** Opening Data to examine block **

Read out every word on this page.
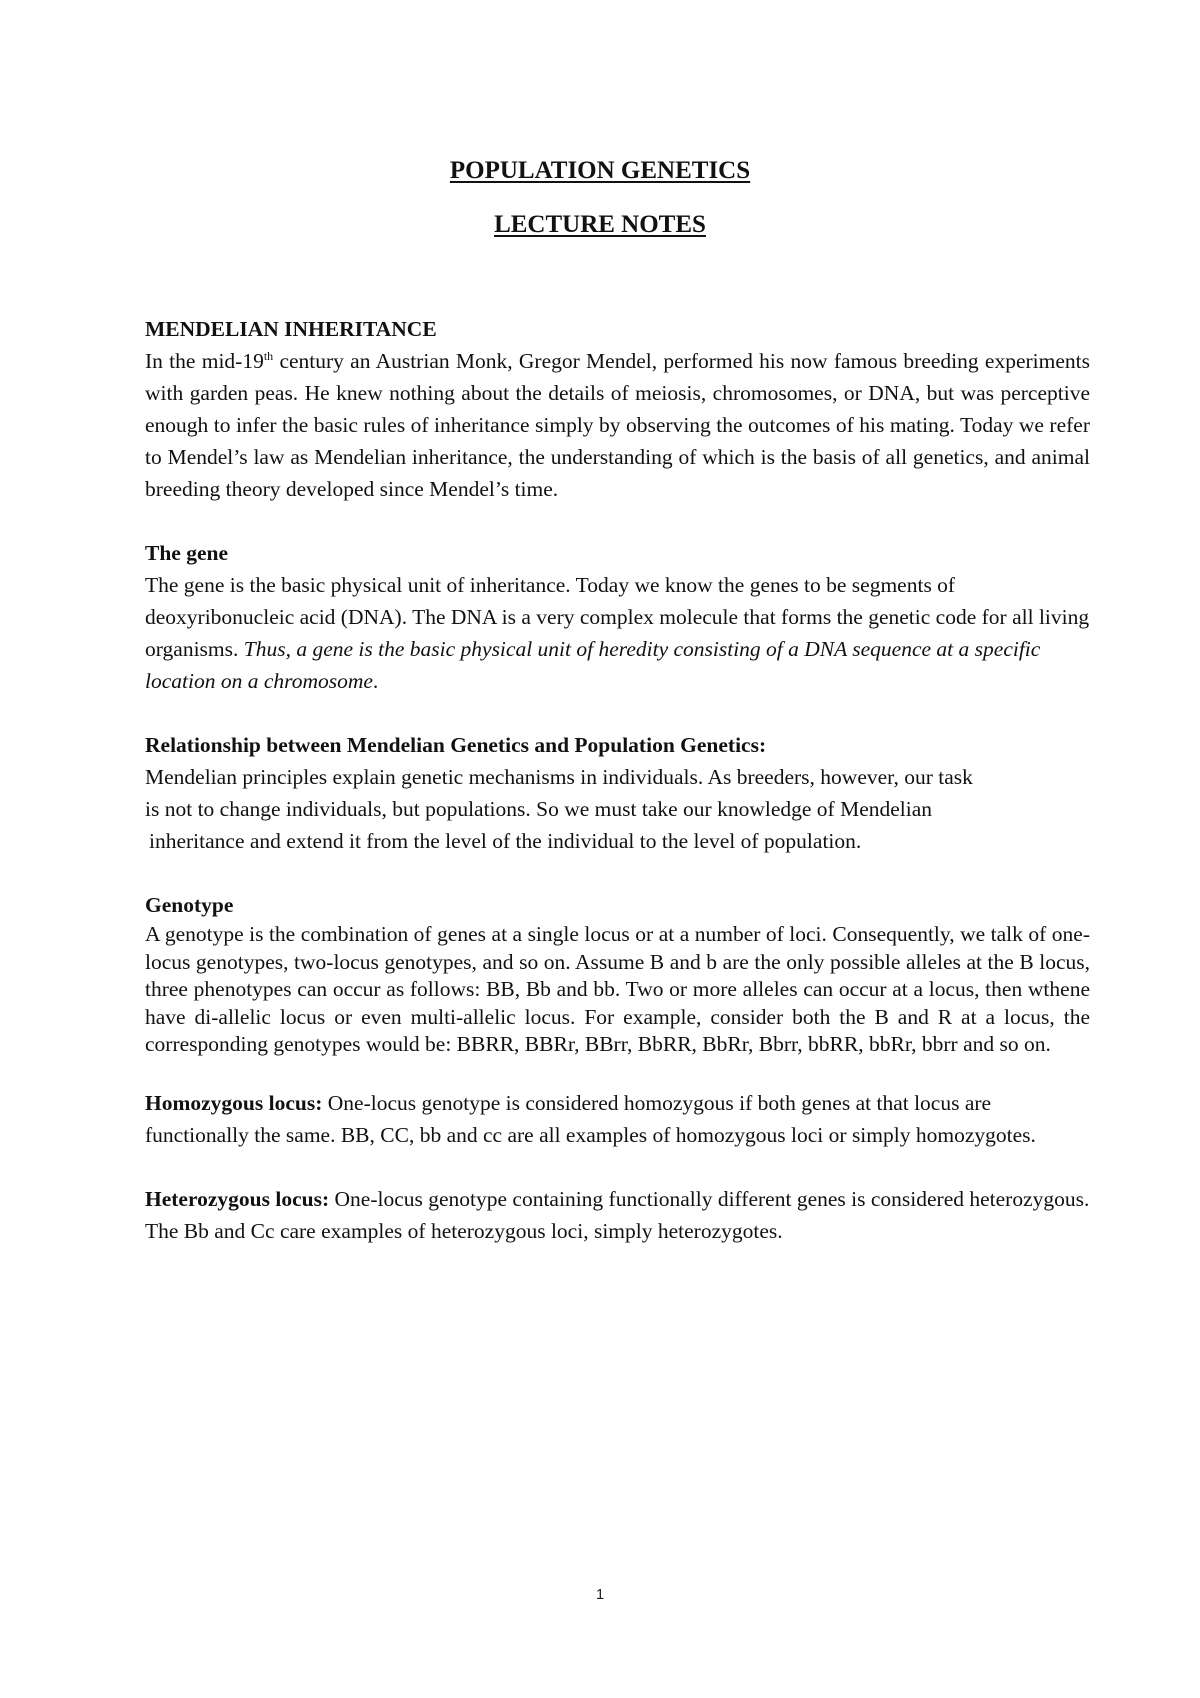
POPULATION GENETICS
LECTURE NOTES
MENDELIAN INHERITANCE

In the mid-19th century an Austrian Monk, Gregor Mendel, performed his now famous breeding experiments with garden peas. He knew nothing about the details of meiosis, chromosomes, or DNA, but was perceptive enough to infer the basic rules of inheritance simply by observing the outcomes of his mating. Today we refer to Mendel’s law as Mendelian inheritance, the understanding of which is the basis of all genetics, and animal breeding theory developed since Mendel’s time.

The gene

The gene is the basic physical unit of inheritance. Today we know the genes to be segments of deoxyribonucleic acid (DNA). The DNA is a very complex molecule that forms the genetic code for all living organisms. Thus, a gene is the basic physical unit of heredity consisting of a DNA sequence at a specific location on a chromosome.

Relationship between Mendelian Genetics and Population Genetics:

Mendelian principles explain genetic mechanisms in individuals. As breeders, however, our task
is not to change individuals, but populations. So we must take our knowledge of Mendelian
inheritance and extend it from the level of the individual to the level of population.

Genotype

A genotype is the combination of genes at a single locus or at a number of loci. Consequently, we talk of one-locus genotypes, two-locus genotypes, and so on. Assume B and b are the only possible alleles at the B locus, three phenotypes can occur as follows: BB, Bb and bb. Two or more alleles can occur at a locus, then wthene have di-allelic locus or even multi-allelic locus. For example, consider both the B and R at a locus, the corresponding genotypes would be: BBRR, BBRr, BBrr, BbRR, BbRr, Bbrr, bbRR, bbRr, bbrr and so on.

Homozygous locus: One-locus genotype is considered homozygous if both genes at that locus are functionally the same. BB, CC, bb and cc are all examples of homozygous loci or simply homozygotes.

Heterozygous locus: One-locus genotype containing functionally different genes is considered heterozygous. The Bb and Cc care examples of heterozygous loci, simply heterozygotes.

1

** Closing Data to examine block **

§ Task details
Print the material above once more, exactly, minus the pictures.

§ Your solution
Read out every word on this page.
POPULATION GENETICS
LECTURE NOTES
MENDELIAN INHERITANCE

In the mid-19th century an Austrian Monk, Gregor Mendel, performed his now famous breeding experiments with garden peas. He knew nothing about the details of meiosis, chromosomes, or DNA, but was perceptive enough to infer the basic rules of inheritance simply by observing the outcomes of his mating. Today we refer to Mendel’s law as Mendelian inheritance, the understanding of which is the basis of all genetics, and animal breeding theory developed since Mendel’s time.

The gene

The gene is the basic physical unit of inheritance. Today we know the genes to be segments of deoxyribonucleic acid (DNA). The DNA is a very complex molecule that forms the genetic code for all living organisms. Thus, a gene is the basic physical unit of heredity consisting of a DNA sequence at a specific location on a chromosome.

Relationship between Mendelian Genetics and Population Genetics:

Mendelian principles explain genetic mechanisms in individuals. As breeders, however, our task
is not to change individuals, but populations. So we must take our knowledge of Mendelian
inheritance and extend it from the level of the individual to the level of population.

Genotype

A genotype is the combination of genes at a single locus or at a number of loci. Consequently, we talk of one-locus genotypes, two-locus genotypes, and so on. Assume B and b are the only possible alleles at the B locus, three phenotypes can occur as follows: BB, Bb and bb. Two or more alleles can occur at a locus, then wthene have di-allelic locus or even multi-allelic locus. For example, consider both the B and R at a locus, the corresponding genotypes would be: BBRR, BBRr, BBrr, BbRR, BbRr, Bbrr, bbRR, bbRr, bbrr and so on.

Homozygous locus: One-locus genotype is considered homozygous if both genes at that locus are functionally the same. BB, CC, bb and cc are all examples of homozygous loci or simply homozygotes.

Heterozygous locus: One-locus genotype containing functionally different genes is considered heterozygous. The Bb and Cc care examples of heterozygous loci, simply heterozygotes.

1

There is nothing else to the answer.